[Collection entries]
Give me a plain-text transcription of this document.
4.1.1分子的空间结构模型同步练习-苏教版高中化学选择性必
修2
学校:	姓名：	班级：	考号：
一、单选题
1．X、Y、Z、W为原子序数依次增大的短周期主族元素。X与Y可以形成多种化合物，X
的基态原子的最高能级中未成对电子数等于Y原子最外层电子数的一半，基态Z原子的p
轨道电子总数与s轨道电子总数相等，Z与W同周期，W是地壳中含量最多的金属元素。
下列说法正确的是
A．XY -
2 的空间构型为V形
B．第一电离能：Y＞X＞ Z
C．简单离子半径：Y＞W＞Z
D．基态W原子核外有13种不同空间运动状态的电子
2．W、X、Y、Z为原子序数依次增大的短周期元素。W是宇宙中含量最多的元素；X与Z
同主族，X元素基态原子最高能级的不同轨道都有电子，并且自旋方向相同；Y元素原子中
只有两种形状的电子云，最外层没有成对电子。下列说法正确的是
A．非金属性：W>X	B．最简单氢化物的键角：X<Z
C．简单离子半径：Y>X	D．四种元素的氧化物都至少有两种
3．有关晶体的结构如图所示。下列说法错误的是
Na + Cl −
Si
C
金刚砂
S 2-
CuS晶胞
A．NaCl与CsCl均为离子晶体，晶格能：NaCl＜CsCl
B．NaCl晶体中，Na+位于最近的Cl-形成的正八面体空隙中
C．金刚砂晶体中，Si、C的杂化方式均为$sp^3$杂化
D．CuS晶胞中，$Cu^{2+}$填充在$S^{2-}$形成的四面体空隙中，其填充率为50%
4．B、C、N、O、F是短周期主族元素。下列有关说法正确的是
--
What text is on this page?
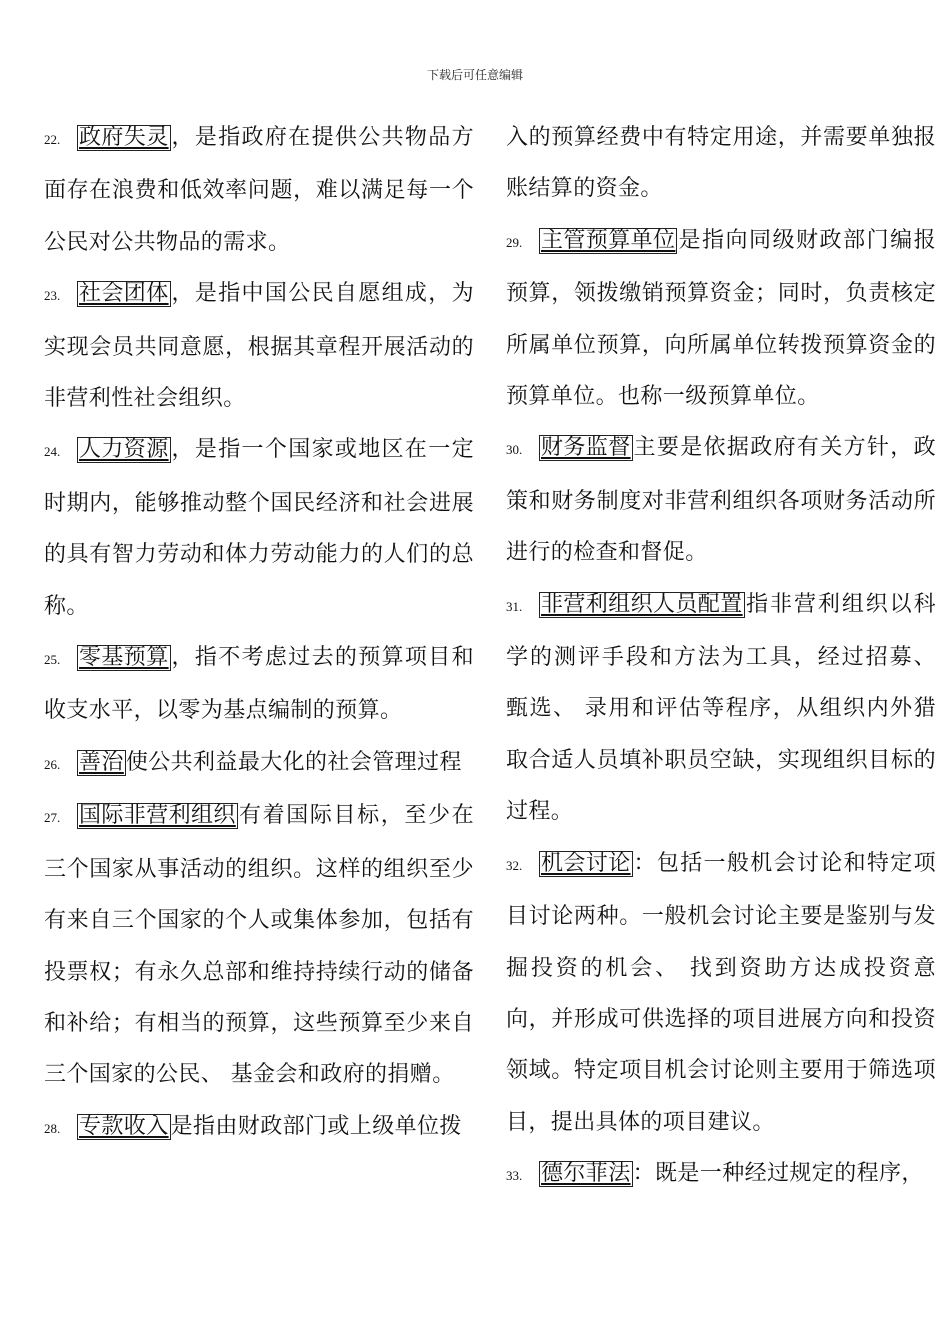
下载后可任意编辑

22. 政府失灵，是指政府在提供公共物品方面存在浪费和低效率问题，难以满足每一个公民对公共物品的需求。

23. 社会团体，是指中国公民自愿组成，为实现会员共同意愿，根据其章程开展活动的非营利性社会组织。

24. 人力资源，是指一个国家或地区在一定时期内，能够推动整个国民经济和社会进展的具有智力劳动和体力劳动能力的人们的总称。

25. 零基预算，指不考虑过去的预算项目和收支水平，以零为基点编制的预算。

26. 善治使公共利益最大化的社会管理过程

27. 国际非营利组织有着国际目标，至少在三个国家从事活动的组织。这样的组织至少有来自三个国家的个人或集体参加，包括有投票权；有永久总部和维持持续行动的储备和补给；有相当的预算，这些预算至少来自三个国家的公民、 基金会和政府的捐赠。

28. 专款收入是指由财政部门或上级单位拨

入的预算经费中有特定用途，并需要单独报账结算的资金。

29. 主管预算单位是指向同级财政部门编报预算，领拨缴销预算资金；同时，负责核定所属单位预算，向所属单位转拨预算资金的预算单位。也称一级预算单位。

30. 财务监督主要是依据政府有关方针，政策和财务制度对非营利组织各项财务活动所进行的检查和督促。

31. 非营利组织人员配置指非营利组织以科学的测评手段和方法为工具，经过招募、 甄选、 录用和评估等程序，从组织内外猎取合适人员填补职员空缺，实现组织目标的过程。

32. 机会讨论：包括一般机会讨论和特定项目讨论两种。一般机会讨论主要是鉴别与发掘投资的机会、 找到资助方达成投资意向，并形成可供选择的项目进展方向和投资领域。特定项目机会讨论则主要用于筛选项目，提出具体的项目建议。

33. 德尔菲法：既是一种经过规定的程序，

Task prompt →
Show the lines of the records that contain the word "text".

Exercise response →
Give me a plain-text transcription of this document.
What text is on this page?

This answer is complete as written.